→ **GIVEN INSTRUCTION**
Leaving out the pictures, please retype each record exactly.

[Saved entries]
━━━━━━━━━━━━━━━━━━━━

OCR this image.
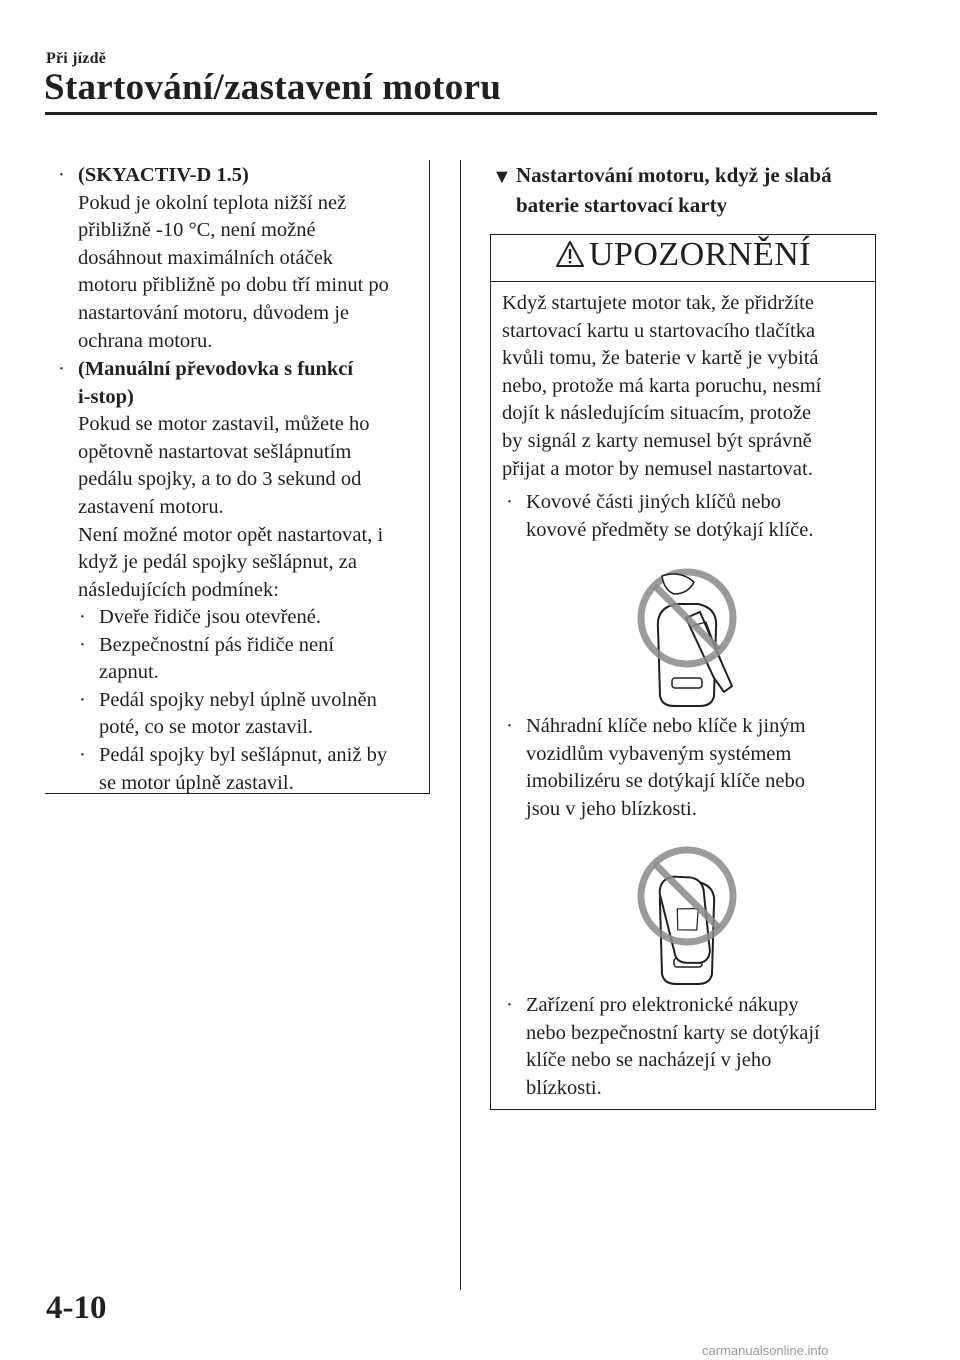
Při jízdě
Startování/zastavení motoru
· (SKYACTIV-D 1.5)
Pokud je okolní teplota nižší než
přibližně -10 °C, není možné
dosáhnout maximálních otáček
motoru přibližně po dobu tří minut po
nastartování motoru, důvodem je
ochrana motoru.
· (Manuální převodovka s funkcí
i-stop)
Pokud se motor zastavil, můžete ho
opětovně nastartovat sešlápnutím
pedálu spojky, a to do 3 sekund od
zastavení motoru.
Není možné motor opět nastartovat, i
když je pedál spojky sešlápnut, za
následujících podmínek:
· Dveře řidiče jsou otevřené.
· Bezpečnostní pás řidiče není
zapnut.
· Pedál spojky nebyl úplně uvolněn
poté, co se motor zastavil.
· Pedál spojky byl sešlápnut, aniž by
se motor úplně zastavil.
▼ Nastartování motoru, když je slabá
baterie startovací karty
UPOZORNĚNÍ
Když startujete motor tak, že přidržíte
startovací kartu u startovacího tlačítka
kvůli tomu, že baterie v kartě je vybitá
nebo, protože má karta poruchu, nesmí
dojít k následujícím situacím, protože
by signál z karty nemusel být správně
přijat a motor by nemusel nastartovat.
· Kovové části jiných klíčů nebo
kovové předměty se dotýkají klíče.
· Náhradní klíče nebo klíče k jiným
vozidlům vybaveným systémem
imobilizéru se dotýkají klíče nebo
jsou v jeho blízkosti.
· Zařízení pro elektronické nákupy
nebo bezpečnostní karty se dotýkají
klíče nebo se nacházejí v jeho
blízkosti.
4-10
carmanualsonline.info
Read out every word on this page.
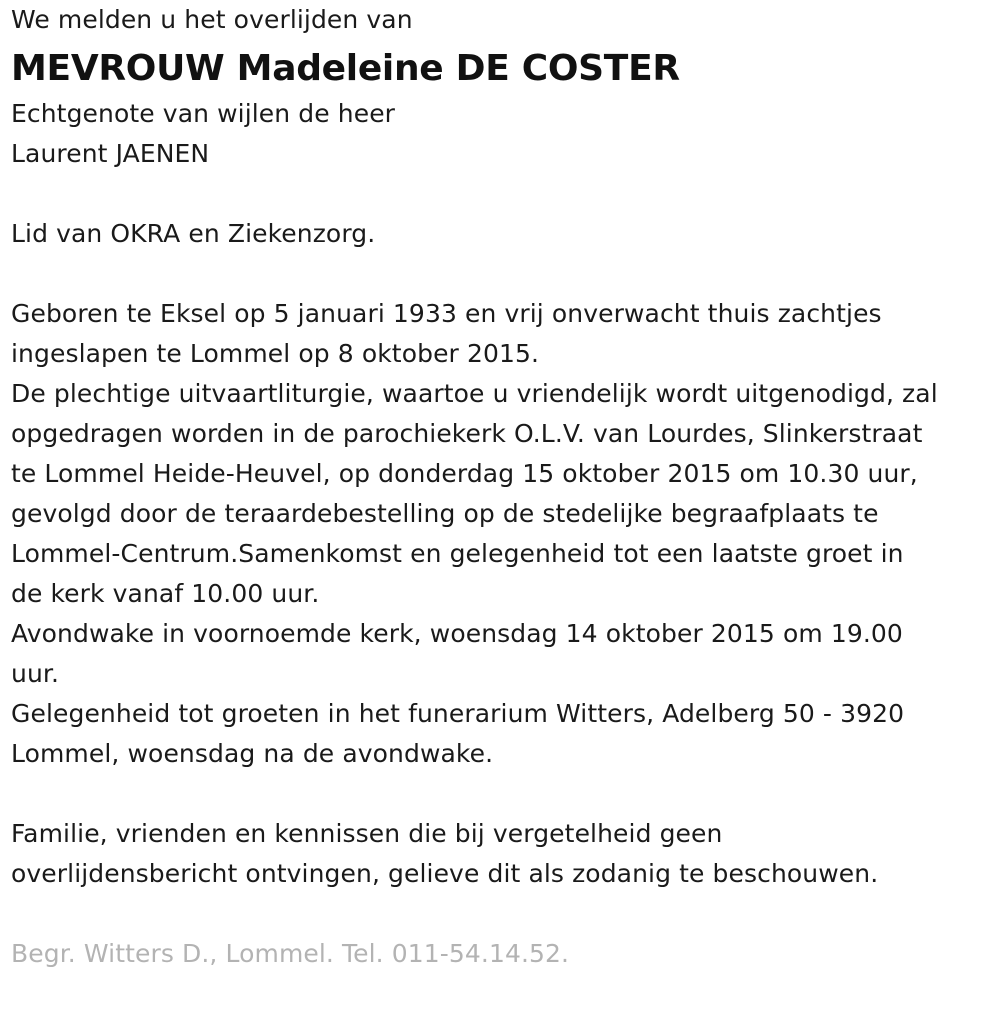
We melden u het overlijden van
MEVROUW Madeleine DE COSTER
Echtgenote van wijlen de heer
Laurent JAENEN
Lid van OKRA en Ziekenzorg.
Geboren te Eksel op 5 januari 1933 en vrij onverwacht thuis zachtjes
ingeslapen te Lommel op 8 oktober 2015.
De plechtige uitvaartliturgie, waartoe u vriendelijk wordt uitgenodigd, zal
opgedragen worden in de parochiekerk O.L.V. van Lourdes, Slinkerstraat
te Lommel Heide-Heuvel, op donderdag 15 oktober 2015 om 10.30 uur,
gevolgd door de teraardebestelling op de stedelijke begraafplaats te
Lommel-Centrum.Samenkomst en gelegenheid tot een laatste groet in
de kerk vanaf 10.00 uur.
Avondwake in voornoemde kerk, woensdag 14 oktober 2015 om 19.00
uur.
Gelegenheid tot groeten in het funerarium Witters, Adelberg 50 - 3920
Lommel, woensdag na de avondwake.
Familie, vrienden en kennissen die bij vergetelheid geen
overlijdensbericht ontvingen, gelieve dit als zodanig te beschouwen.
Begr. Witters D., Lommel. Tel. 011-54.14.52.
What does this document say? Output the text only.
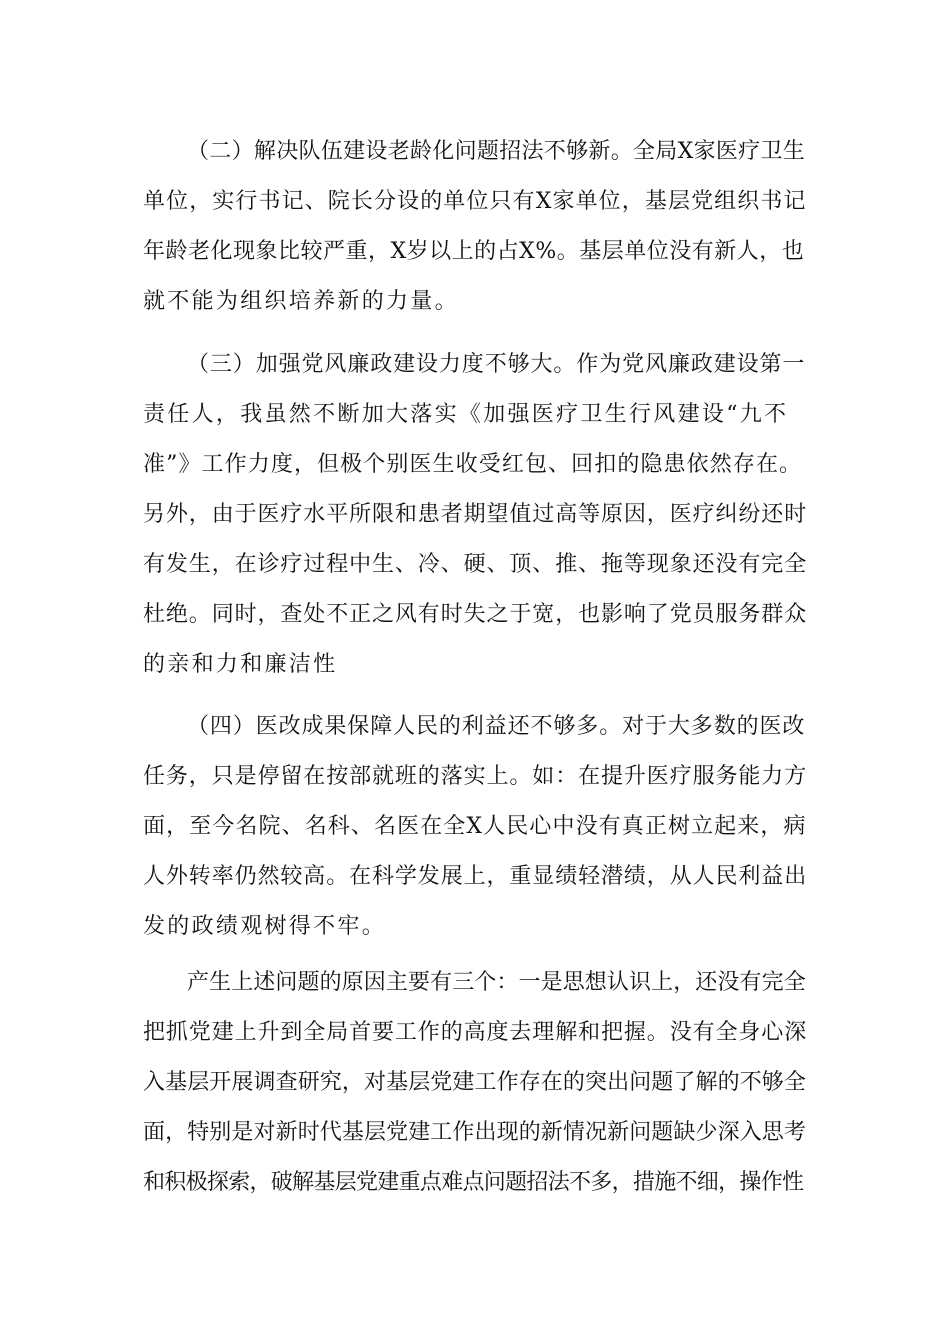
（二）解决队伍建设老龄化问题招法不够新。全局X家医疗卫生
单位，实行书记、院长分设的单位只有X家单位，基层党组织书记
年龄老化现象比较严重，X岁以上的占X%。基层单位没有新人，也
就不能为组织培养新的力量。
（三）加强党风廉政建设力度不够大。作为党风廉政建设第一
责任人，我虽然不断加大落实《加强医疗卫生行风建设“九不
准”》工作力度，但极个别医生收受红包、回扣的隐患依然存在。
另外，由于医疗水平所限和患者期望值过高等原因，医疗纠纷还时
有发生，在诊疗过程中生、冷、硬、顶、推、拖等现象还没有完全
杜绝。同时，查处不正之风有时失之于宽，也影响了党员服务群众
的亲和力和廉洁性
（四）医改成果保障人民的利益还不够多。对于大多数的医改
任务，只是停留在按部就班的落实上。如：在提升医疗服务能力方
面，至今名院、名科、名医在全X人民心中没有真正树立起来，病
人外转率仍然较高。在科学发展上，重显绩轻潜绩，从人民利益出
发的政绩观树得不牢。
产生上述问题的原因主要有三个：一是思想认识上，还没有完全
把抓党建上升到全局首要工作的高度去理解和把握。没有全身心深
入基层开展调查研究，对基层党建工作存在的突出问题了解的不够全
面，特别是对新时代基层党建工作出现的新情况新问题缺少深入思考
和积极探索，破解基层党建重点难点问题招法不多，措施不细，操作性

━━━━━━━━━━━━━━━━━━━━

→ **ANSWER TO THE TASK**
OCR this image.
Při jízdě
Startování/zastavení motoru
· (SKYACTIV-D 1.5)
Pokud je okolní teplota nižší než
přibližně -10 °C, není možné
dosáhnout maximálních otáček
motoru přibližně po dobu tří minut po
nastartování motoru, důvodem je
ochrana motoru.
· (Manuální převodovka s funkcí
i-stop)
Pokud se motor zastavil, můžete ho
opětovně nastartovat sešlápnutím
pedálu spojky, a to do 3 sekund od
zastavení motoru.
Není možné motor opět nastartovat, i
když je pedál spojky sešlápnut, za
následujících podmínek:
· Dveře řidiče jsou otevřené.
· Bezpečnostní pás řidiče není
zapnut.
· Pedál spojky nebyl úplně uvolněn
poté, co se motor zastavil.
· Pedál spojky byl sešlápnut, aniž by
se motor úplně zastavil.
▼ Nastartování motoru, když je slabá
baterie startovací karty
UPOZORNĚNÍ
Když startujete motor tak, že přidržíte
startovací kartu u startovacího tlačítka
kvůli tomu, že baterie v kartě je vybitá
nebo, protože má karta poruchu, nesmí
dojít k následujícím situacím, protože
by signál z karty nemusel být správně
přijat a motor by nemusel nastartovat.
· Kovové části jiných klíčů nebo
kovové předměty se dotýkají klíče.
· Náhradní klíče nebo klíče k jiným
vozidlům vybaveným systémem
imobilizéru se dotýkají klíče nebo
jsou v jeho blízkosti.
· Zařízení pro elektronické nákupy
nebo bezpečnostní karty se dotýkají
klíče nebo se nacházejí v jeho
blízkosti.
4-10
carmanualsonline.info
Read out every word on this page.
We melden u het overlijden van
MEVROUW Madeleine DE COSTER
Echtgenote van wijlen de heer
Laurent JAENEN
Lid van OKRA en Ziekenzorg.
Geboren te Eksel op 5 januari 1933 en vrij onverwacht thuis zachtjes
ingeslapen te Lommel op 8 oktober 2015.
De plechtige uitvaartliturgie, waartoe u vriendelijk wordt uitgenodigd, zal
opgedragen worden in de parochiekerk O.L.V. van Lourdes, Slinkerstraat
te Lommel Heide-Heuvel, op donderdag 15 oktober 2015 om 10.30 uur,
gevolgd door de teraardebestelling op de stedelijke begraafplaats te
Lommel-Centrum.Samenkomst en gelegenheid tot een laatste groet in
de kerk vanaf 10.00 uur.
Avondwake in voornoemde kerk, woensdag 14 oktober 2015 om 19.00
uur.
Gelegenheid tot groeten in het funerarium Witters, Adelberg 50 - 3920
Lommel, woensdag na de avondwake.
Familie, vrienden en kennissen die bij vergetelheid geen
overlijdensbericht ontvingen, gelieve dit als zodanig te beschouwen.
Begr. Witters D., Lommel. Tel. 011-54.14.52.
What does this document say? Output the text only.
（二）解决队伍建设老龄化问题招法不够新。全局X家医疗卫生
单位，实行书记、院长分设的单位只有X家单位，基层党组织书记
年龄老化现象比较严重，X岁以上的占X%。基层单位没有新人，也
就不能为组织培养新的力量。
（三）加强党风廉政建设力度不够大。作为党风廉政建设第一
责任人，我虽然不断加大落实《加强医疗卫生行风建设“九不
准”》工作力度，但极个别医生收受红包、回扣的隐患依然存在。
另外，由于医疗水平所限和患者期望值过高等原因，医疗纠纷还时
有发生，在诊疗过程中生、冷、硬、顶、推、拖等现象还没有完全
杜绝。同时，查处不正之风有时失之于宽，也影响了党员服务群众
的亲和力和廉洁性
（四）医改成果保障人民的利益还不够多。对于大多数的医改
任务，只是停留在按部就班的落实上。如：在提升医疗服务能力方
面，至今名院、名科、名医在全X人民心中没有真正树立起来，病
人外转率仍然较高。在科学发展上，重显绩轻潜绩，从人民利益出
发的政绩观树得不牢。
产生上述问题的原因主要有三个：一是思想认识上，还没有完全
把抓党建上升到全局首要工作的高度去理解和把握。没有全身心深
入基层开展调查研究，对基层党建工作存在的突出问题了解的不够全
面，特别是对新时代基层党建工作出现的新情况新问题缺少深入思考
和积极探索，破解基层党建重点难点问题招法不多，措施不细，操作性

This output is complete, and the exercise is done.